Omit every picture and output the rest of the records exactly as they are.

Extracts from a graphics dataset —
═══

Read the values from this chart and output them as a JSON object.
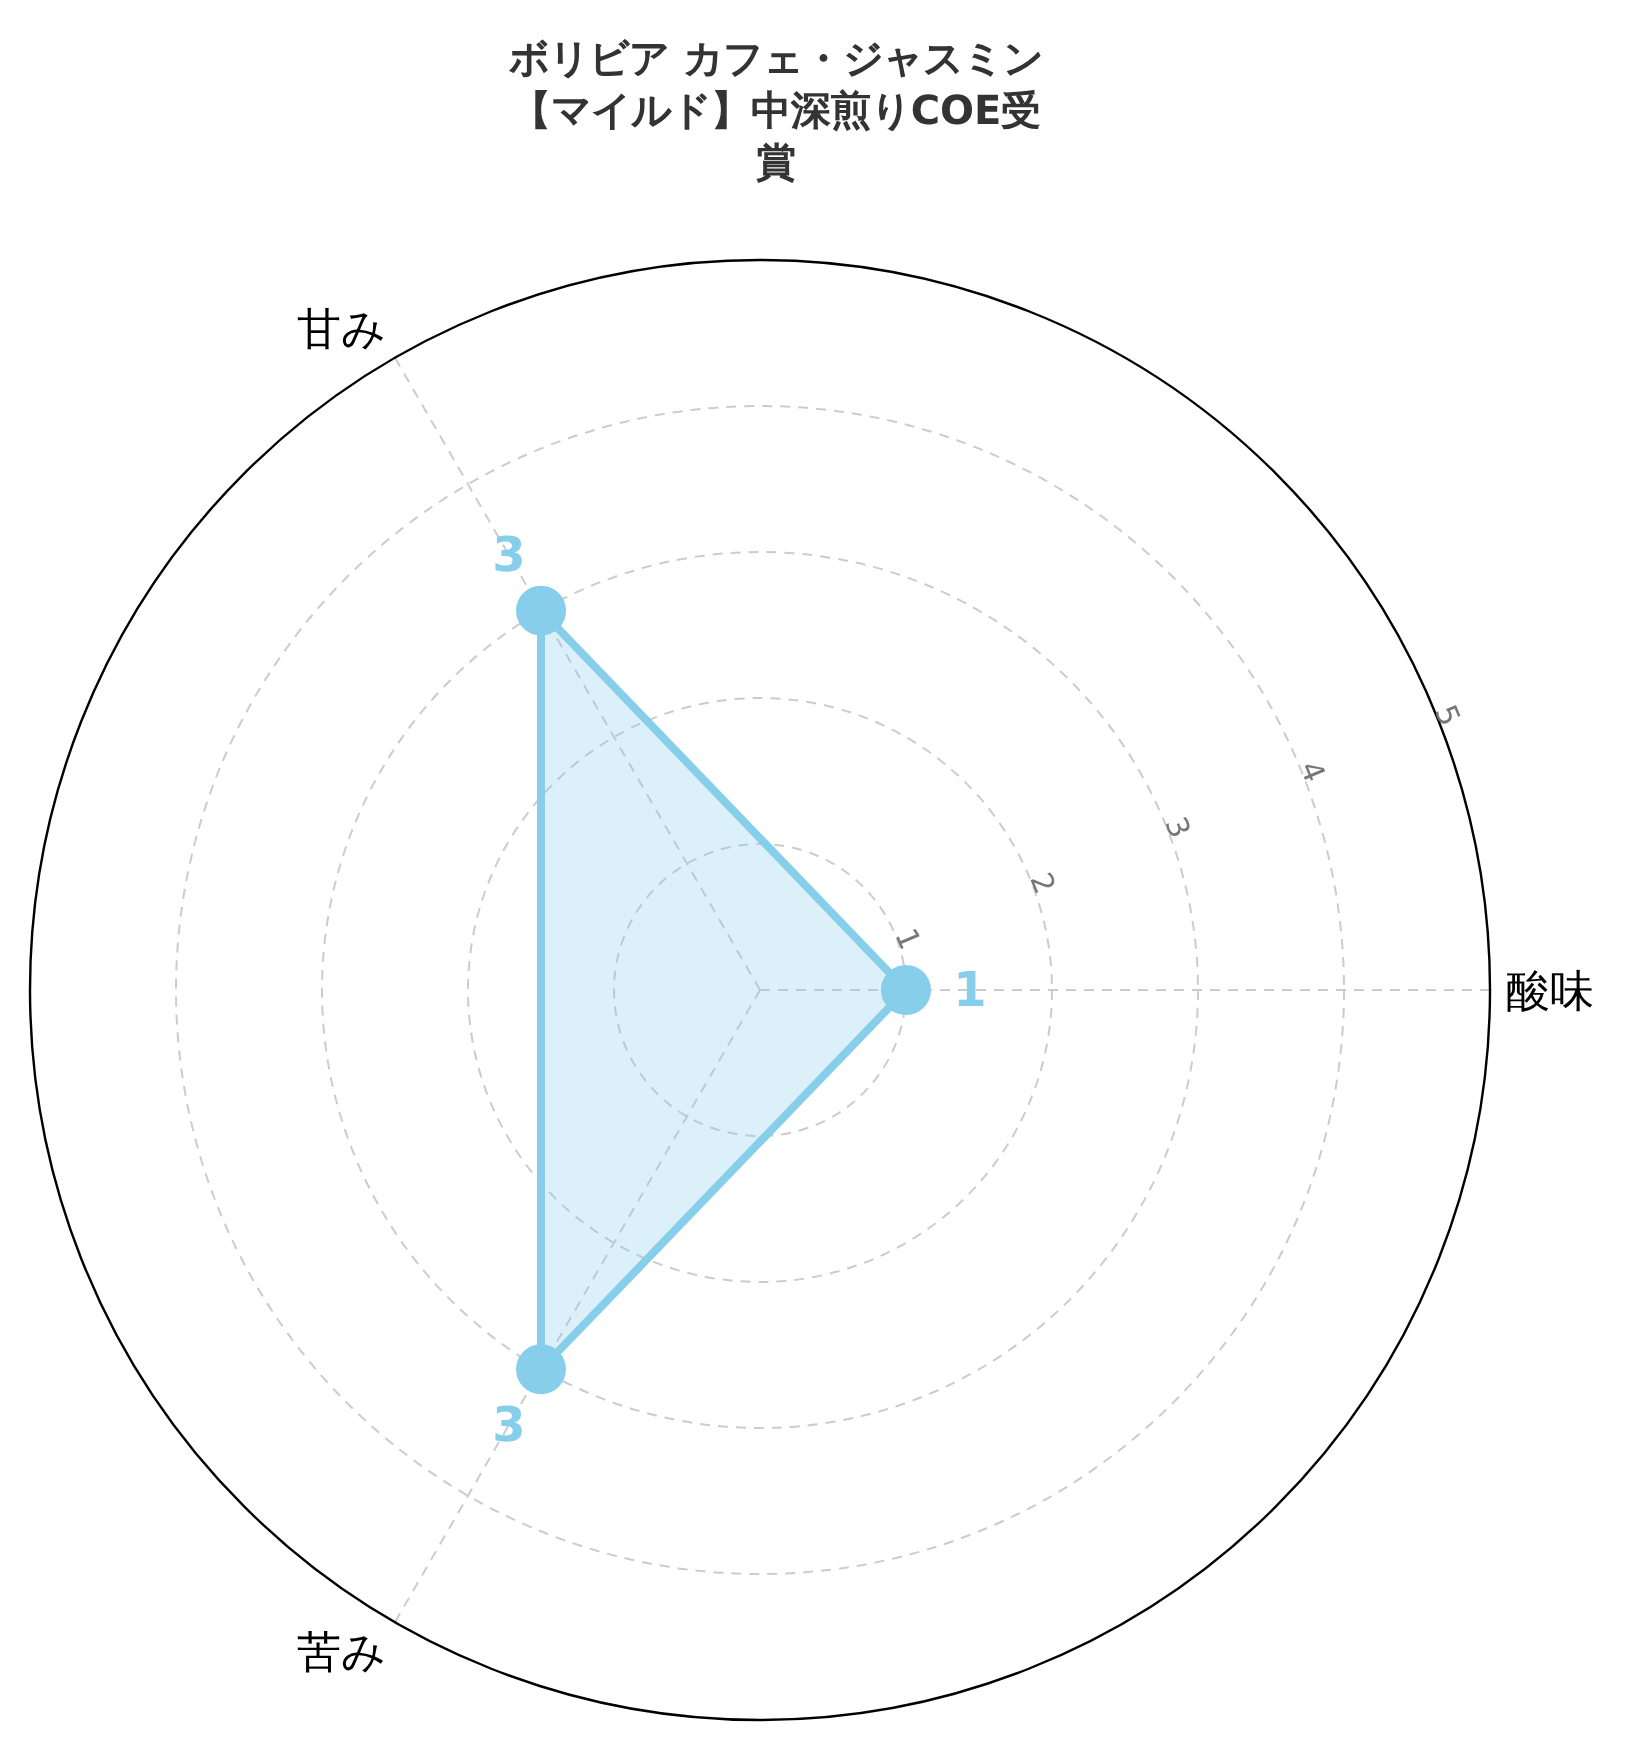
{
  "chart_data": {
    "type": "radar",
    "title": "ボリビア カフェ・ジャスミン【マイルド】中深煎りCOE受賞",
    "categories": [
      "酸味",
      "苦み",
      "甘み"
    ],
    "series": [
      {
        "color": "#87ceeb",
        "values": [
          1,
          3,
          3
        ]
      }
    ],
    "ylim": [
      0,
      5
    ],
    "yticks": [
      1,
      2,
      3,
      4,
      5
    ],
    "grid": true,
    "data_labels": true,
    "marker": "circle",
    "legend": false
  }
}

═══

ANSWER TO THIS PROBLEM —
Read the values from this chart and output them as a JSON object.
{
  "chart_data": {
    "type": "radar",
    "title": "ボリビア カフェ・ジャスミン【マイルド】中深煎りCOE受賞",
    "categories": [
      "酸味",
      "苦み",
      "甘み"
    ],
    "series": [
      {
        "color": "#87ceeb",
        "values": [
          1,
          3,
          3
        ]
      }
    ],
    "ylim": [
      0,
      5
    ],
    "yticks": [
      1,
      2,
      3,
      4,
      5
    ],
    "grid": true,
    "data_labels": true,
    "marker": "circle",
    "legend": false
  }
}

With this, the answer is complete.